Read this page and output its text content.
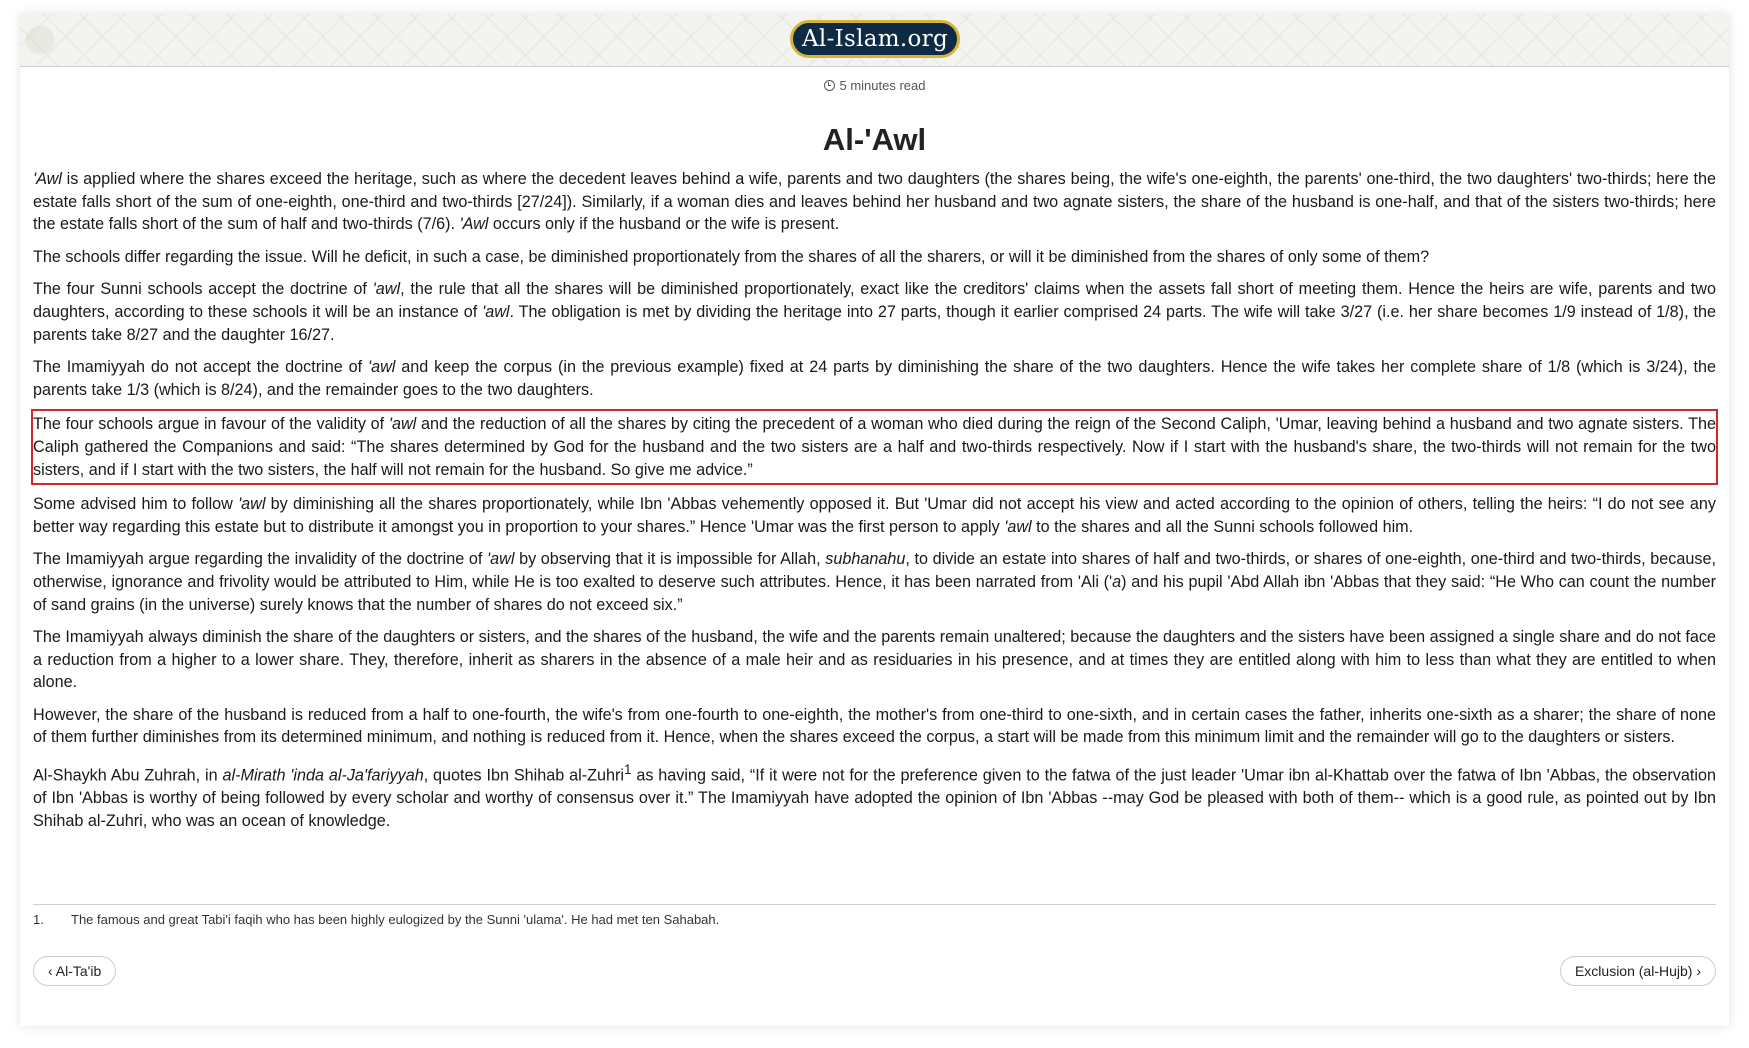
Al-Islam.org
5 minutes read
Al-'Awl

'Awl is applied where the shares exceed the heritage, such as where the decedent leaves behind a wife, parents and two daughters (the shares being, the wife's one-eighth, the parents' one-third, the two daughters' two-thirds; here the estate falls short of the sum of one-eighth, one-third and two-thirds [27/24]). Similarly, if a woman dies and leaves behind her husband and two agnate sisters, the share of the husband is one-half, and that of the sisters two-thirds; here the estate falls short of the sum of half and two-thirds (7/6). 'Awl occurs only if the husband or the wife is present.

The schools differ regarding the issue. Will he deficit, in such a case, be diminished proportionately from the shares of all the sharers, or will it be diminished from the shares of only some of them?

The four Sunni schools accept the doctrine of 'awl, the rule that all the shares will be diminished proportionately, exact like the creditors' claims when the assets fall short of meeting them. Hence the heirs are wife, parents and two daughters, according to these schools it will be an instance of 'awl. The obligation is met by dividing the heritage into 27 parts, though it earlier comprised 24 parts. The wife will take 3/27 (i.e. her share becomes 1/9 instead of 1/8), the parents take 8/27 and the daughter 16/27.

The Imamiyyah do not accept the doctrine of 'awl and keep the corpus (in the previous example) fixed at 24 parts by diminishing the share of the two daughters. Hence the wife takes her complete share of 1/8 (which is 3/24), the parents take 1/3 (which is 8/24), and the remainder goes to the two daughters.

The four schools argue in favour of the validity of 'awl and the reduction of all the shares by citing the precedent of a woman who died during the reign of the Second Caliph, 'Umar, leaving behind a husband and two agnate sisters. The Caliph gathered the Companions and said: “The shares determined by God for the husband and the two sisters are a half and two-thirds respectively. Now if I start with the husband's share, the two-thirds will not remain for the two sisters, and if I start with the two sisters, the half will not remain for the husband. So give me advice.”

Some advised him to follow 'awl by diminishing all the shares proportionately, while Ibn 'Abbas vehemently opposed it. But 'Umar did not accept his view and acted according to the opinion of others, telling the heirs: “I do not see any better way regarding this estate but to distribute it amongst you in proportion to your shares.” Hence 'Umar was the first person to apply 'awl to the shares and all the Sunni schools followed him.

The Imamiyyah argue regarding the invalidity of the doctrine of 'awl by observing that it is impossible for Allah, subhanahu, to divide an estate into shares of half and two-thirds, or shares of one-eighth, one-third and two-thirds, because, otherwise, ignorance and frivolity would be attributed to Him, while He is too exalted to deserve such attributes. Hence, it has been narrated from 'Ali ('a) and his pupil 'Abd Allah ibn 'Abbas that they said: “He Who can count the number of sand grains (in the universe) surely knows that the number of shares do not exceed six.”

The Imamiyyah always diminish the share of the daughters or sisters, and the shares of the husband, the wife and the parents remain unaltered; because the daughters and the sisters have been assigned a single share and do not face a reduction from a higher to a lower share. They, therefore, inherit as sharers in the absence of a male heir and as residuaries in his presence, and at times they are entitled along with him to less than what they are entitled to when alone.

However, the share of the husband is reduced from a half to one-fourth, the wife's from one-fourth to one-eighth, the mother's from one-third to one-sixth, and in certain cases the father, inherits one-sixth as a sharer; the share of none of them further diminishes from its determined minimum, and nothing is reduced from it. Hence, when the shares exceed the corpus, a start will be made from this minimum limit and the remainder will go to the daughters or sisters.

Al-Shaykh Abu Zuhrah, in al-Mirath 'inda al-Ja'fariyyah, quotes Ibn Shihab al-Zuhri$^1$ as having said, “If it were not for the preference given to the fatwa of the just leader 'Umar ibn al-Khattab over the fatwa of Ibn 'Abbas, the observation of Ibn 'Abbas is worthy of being followed by every scholar and worthy of consensus over it.” The Imamiyyah have adopted the opinion of Ibn 'Abbas --may God be pleased with both of them-- which is a good rule, as pointed out by Ibn Shihab al-Zuhri, who was an ocean of knowledge.

1.	The famous and great Tabi'i faqih who has been highly eulogized by the Sunni 'ulama'. He had met ten Sahabah.
‹ Al-Ta'ib	Exclusion (al-Hujb) ›
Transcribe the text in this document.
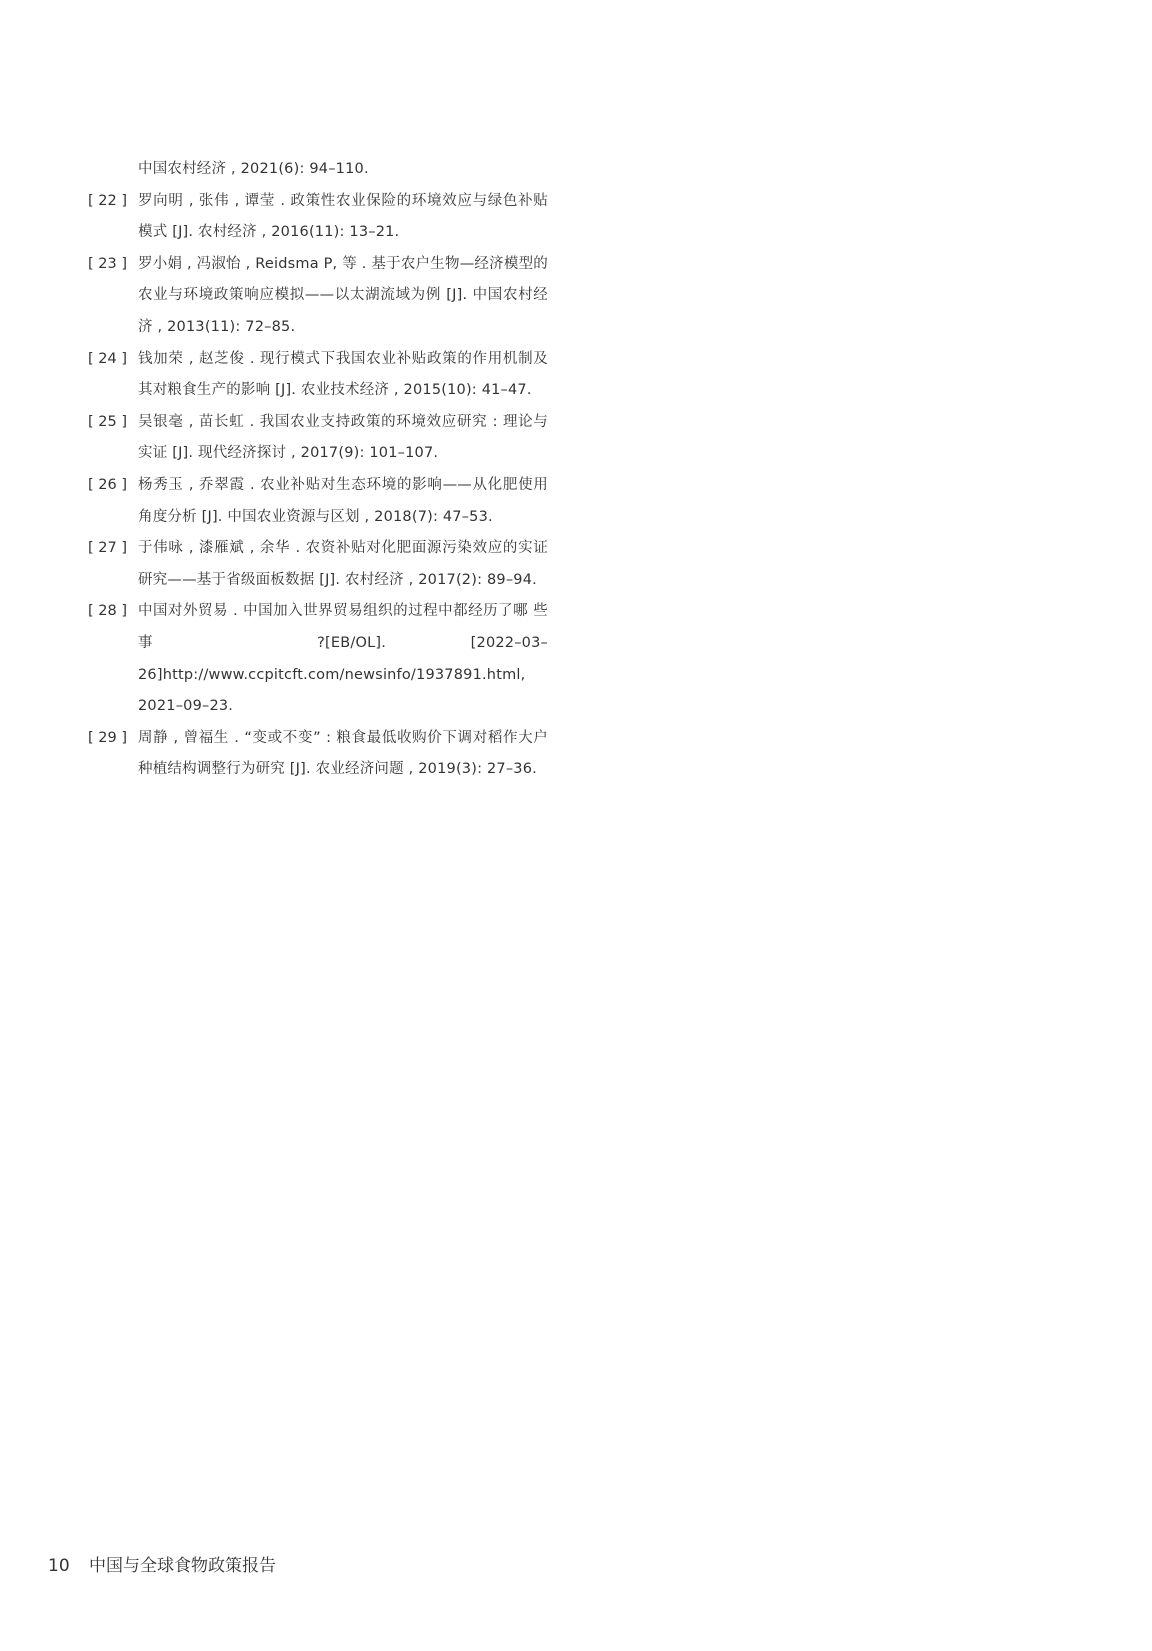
中国农村经济 , 2021(6): 94–110.
[ 22 ] 罗向明 , 张伟 , 谭莹 . 政策性农业保险的环境效应与绿色补贴模式 [J]. 农村经济 , 2016(11): 13–21.
[ 23 ] 罗小娟 , 冯淑怡 , Reidsma P, 等 . 基于农户生物—经济模型的农业与环境政策响应模拟——以太湖流域为例 [J]. 中国农村经济 , 2013(11): 72–85.
[ 24 ] 钱加荣 , 赵芝俊 . 现行模式下我国农业补贴政策的作用机制及其对粮食生产的影响 [J]. 农业技术经济 , 2015(10): 41–47.
[ 25 ] 吴银毫 , 苗长虹 . 我国农业支持政策的环境效应研究 : 理论与实证 [J]. 现代经济探讨 , 2017(9): 101–107.
[ 26 ] 杨秀玉 , 乔翠霞 . 农业补贴对生态环境的影响——从化肥使用角度分析 [J]. 中国农业资源与区划 , 2018(7): 47–53.
[ 27 ] 于伟咏 , 漆雁斌 , 余华 . 农资补贴对化肥面源污染效应的实证研究——基于省级面板数据 [J]. 农村经济 , 2017(2): 89–94.
[ 28 ] 中国对外贸易 . 中国加入世界贸易组织的过程中都经历了哪 些 事 ?[EB/OL]. [2022–03–26]http://www.ccpitcft.com/newsinfo/1937891.html, 2021–09–23.
[ 29 ] 周静 , 曾福生 . “变或不变” : 粮食最低收购价下调对稻作大户种植结构调整行为研究 [J]. 农业经济问题 , 2019(3): 27–36.
10 中国与全球食物政策报告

#### [Work to complete]
Report all lines of the data above that include the string "Imamiyyah".

#### [Answer for this exercise]
The Imamiyyah do not accept the doctrine of 'awl and keep the corpus (in the previous example) fixed at 24 parts by diminishing the share of the two daughters. Hence the wife takes her complete share of 1/8 (which is 3/24), the parents take 1/3 (which is 8/24), and the remainder goes to the two daughters.
The Imamiyyah argue regarding the invalidity of the doctrine of 'awl by observing that it is impossible for Allah, subhanahu, to divide an estate into shares of half and two-thirds, or shares of one-eighth, one-third and two-thirds, because, otherwise, ignorance and frivolity would be attributed to Him, while He is too exalted to deserve such attributes. Hence, it has been narrated from 'Ali ('a) and his pupil 'Abd Allah ibn 'Abbas that they said: “He Who can count the number of sand grains (in the universe) surely knows that the number of shares do not exceed six.”
The Imamiyyah always diminish the share of the daughters or sisters, and the shares of the husband, the wife and the parents remain unaltered; because the daughters and the sisters have been assigned a single share and do not face a reduction from a higher to a lower share. They, therefore, inherit as sharers in the absence of a male heir and as residuaries in his presence, and at times they are entitled along with him to less than what they are entitled to when alone.
Al-Shaykh Abu Zuhrah, in al-Mirath 'inda al-Ja'fariyyah, quotes Ibn Shihab al-Zuhri$^1$ as having said, “If it were not for the preference given to the fatwa of the just leader 'Umar ibn al-Khattab over the fatwa of Ibn 'Abbas, the observation of Ibn 'Abbas is worthy of being followed by every scholar and worthy of consensus over it.” The Imamiyyah have adopted the opinion of Ibn 'Abbas --may God be pleased with both of them-- which is a good rule, as pointed out by Ibn Shihab al-Zuhri, who was an ocean of knowledge.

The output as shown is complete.